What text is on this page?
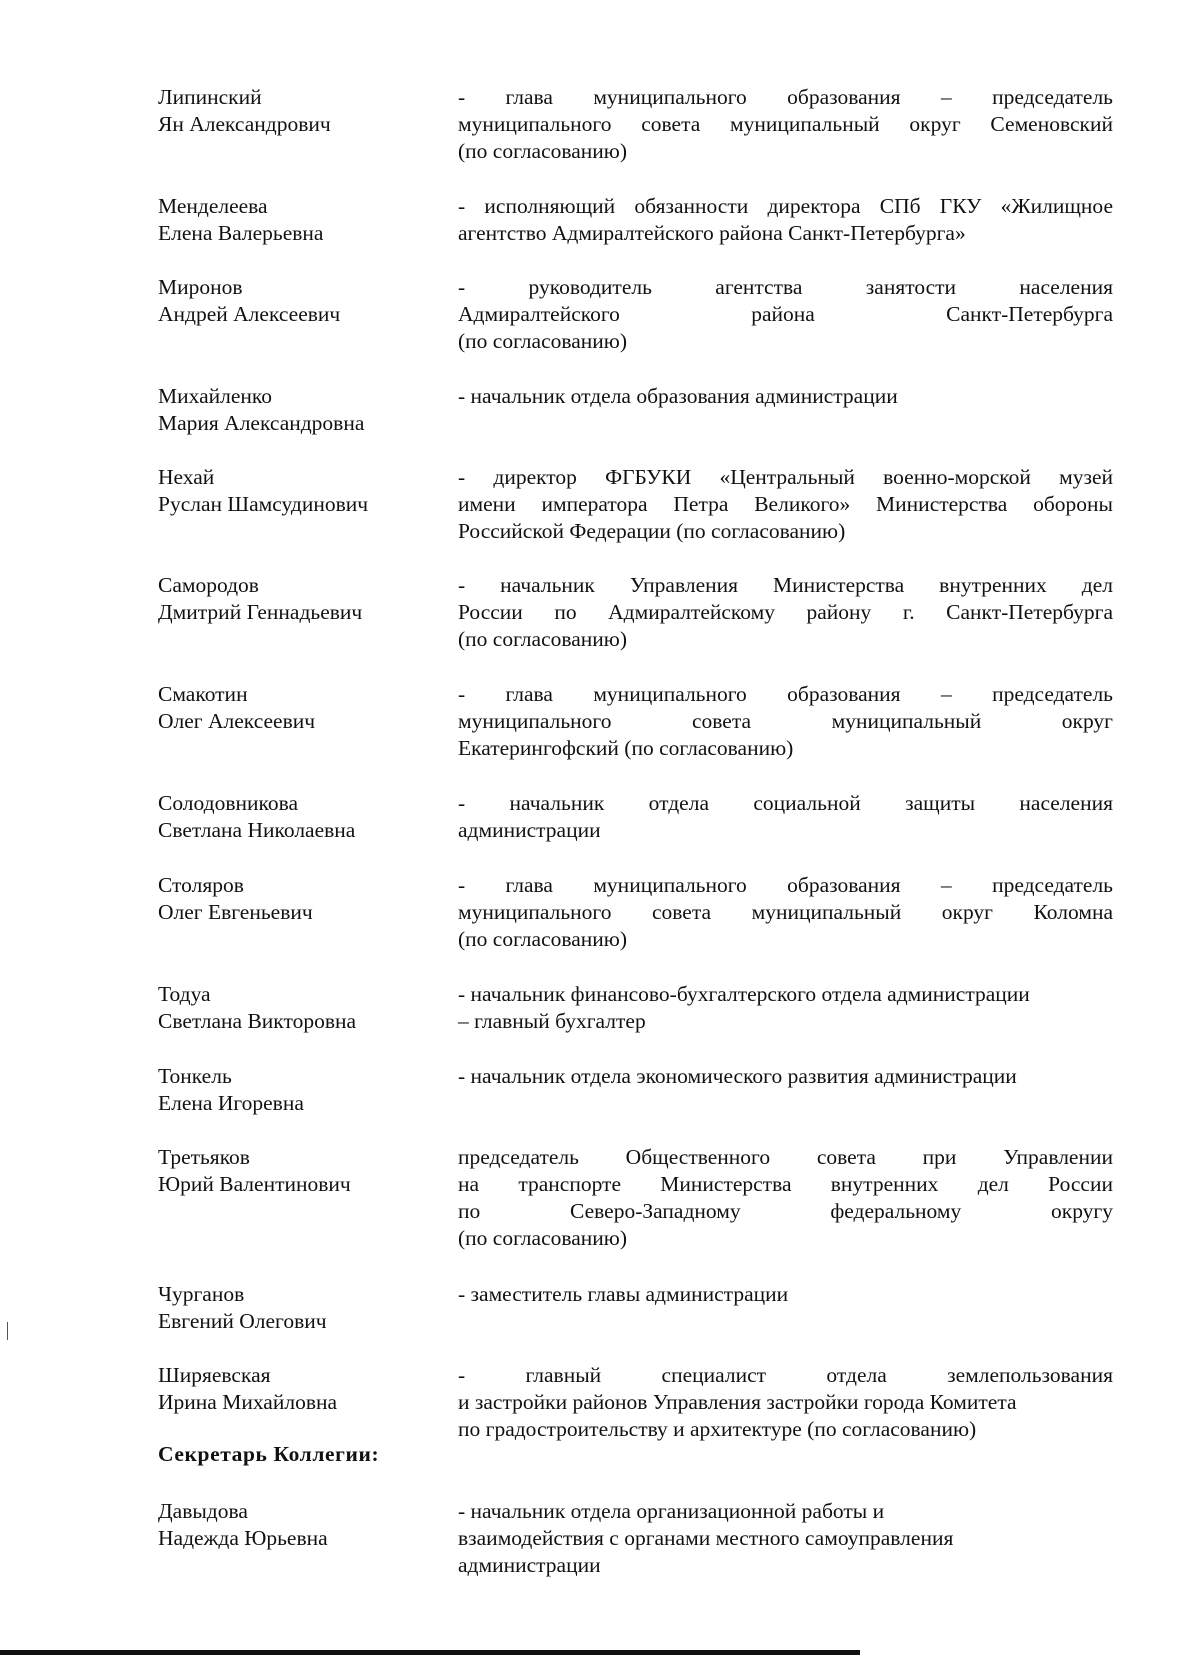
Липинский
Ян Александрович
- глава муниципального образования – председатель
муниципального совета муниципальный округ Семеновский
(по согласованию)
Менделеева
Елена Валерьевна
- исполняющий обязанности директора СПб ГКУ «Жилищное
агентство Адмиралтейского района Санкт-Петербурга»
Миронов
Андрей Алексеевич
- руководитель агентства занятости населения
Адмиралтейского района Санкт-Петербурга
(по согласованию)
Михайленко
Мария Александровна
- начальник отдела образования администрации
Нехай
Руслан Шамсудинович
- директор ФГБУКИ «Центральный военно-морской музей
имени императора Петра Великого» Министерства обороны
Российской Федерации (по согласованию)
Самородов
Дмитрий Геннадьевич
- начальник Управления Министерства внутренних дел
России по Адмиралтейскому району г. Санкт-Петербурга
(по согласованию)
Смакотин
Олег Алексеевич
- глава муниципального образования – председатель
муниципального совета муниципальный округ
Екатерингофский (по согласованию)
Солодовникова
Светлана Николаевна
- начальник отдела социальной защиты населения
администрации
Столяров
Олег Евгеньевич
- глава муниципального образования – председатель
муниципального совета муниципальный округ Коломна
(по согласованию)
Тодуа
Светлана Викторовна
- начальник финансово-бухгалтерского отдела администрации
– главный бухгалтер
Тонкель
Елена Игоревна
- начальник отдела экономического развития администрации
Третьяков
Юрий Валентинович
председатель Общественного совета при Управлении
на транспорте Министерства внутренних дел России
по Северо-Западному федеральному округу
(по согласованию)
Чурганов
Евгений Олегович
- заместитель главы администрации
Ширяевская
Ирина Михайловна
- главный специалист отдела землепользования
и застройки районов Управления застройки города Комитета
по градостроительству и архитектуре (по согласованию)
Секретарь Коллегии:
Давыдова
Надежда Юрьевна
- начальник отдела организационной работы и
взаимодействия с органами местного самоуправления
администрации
##########
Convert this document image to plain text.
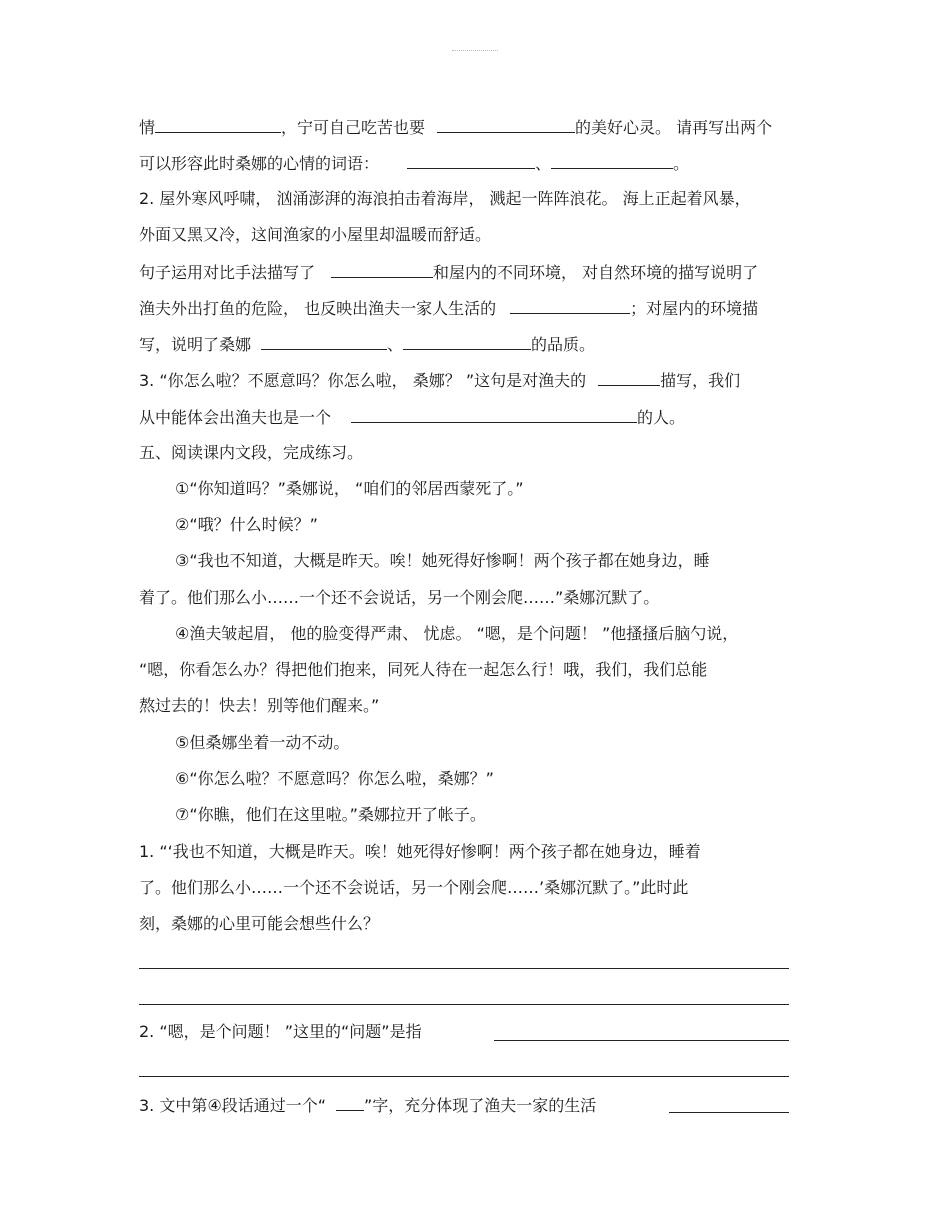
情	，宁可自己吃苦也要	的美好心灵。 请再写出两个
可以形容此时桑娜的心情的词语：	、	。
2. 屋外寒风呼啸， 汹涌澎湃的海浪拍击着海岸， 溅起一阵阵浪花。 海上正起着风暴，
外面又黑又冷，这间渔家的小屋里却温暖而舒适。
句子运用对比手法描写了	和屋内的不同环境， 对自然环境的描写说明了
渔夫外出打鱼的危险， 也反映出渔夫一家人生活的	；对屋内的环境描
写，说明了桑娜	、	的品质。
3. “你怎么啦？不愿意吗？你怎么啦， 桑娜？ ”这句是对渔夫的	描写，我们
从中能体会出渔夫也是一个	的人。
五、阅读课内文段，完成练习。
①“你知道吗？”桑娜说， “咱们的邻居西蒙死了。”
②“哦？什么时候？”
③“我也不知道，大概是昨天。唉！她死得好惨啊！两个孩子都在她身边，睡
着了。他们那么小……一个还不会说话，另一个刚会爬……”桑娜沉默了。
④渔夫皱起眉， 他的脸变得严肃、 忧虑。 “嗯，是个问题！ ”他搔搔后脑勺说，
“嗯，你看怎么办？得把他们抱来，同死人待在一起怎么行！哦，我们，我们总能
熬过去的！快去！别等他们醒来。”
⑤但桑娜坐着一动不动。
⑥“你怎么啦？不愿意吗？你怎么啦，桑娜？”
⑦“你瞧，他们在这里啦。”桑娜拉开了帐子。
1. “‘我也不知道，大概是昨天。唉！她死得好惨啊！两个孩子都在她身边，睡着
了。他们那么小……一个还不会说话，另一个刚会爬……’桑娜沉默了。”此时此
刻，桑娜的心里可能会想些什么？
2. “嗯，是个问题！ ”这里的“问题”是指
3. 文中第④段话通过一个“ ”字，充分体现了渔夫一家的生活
##########
* Task directions: Copy every line above that includes the string "是个问题".

* Exercise answer:
④渔夫皱起眉， 他的脸变得严肃、 忧虑。 “嗯，是个问题！ ”他搔搔后脑勺说，
2. “嗯，是个问题！ ”这里的“问题”是指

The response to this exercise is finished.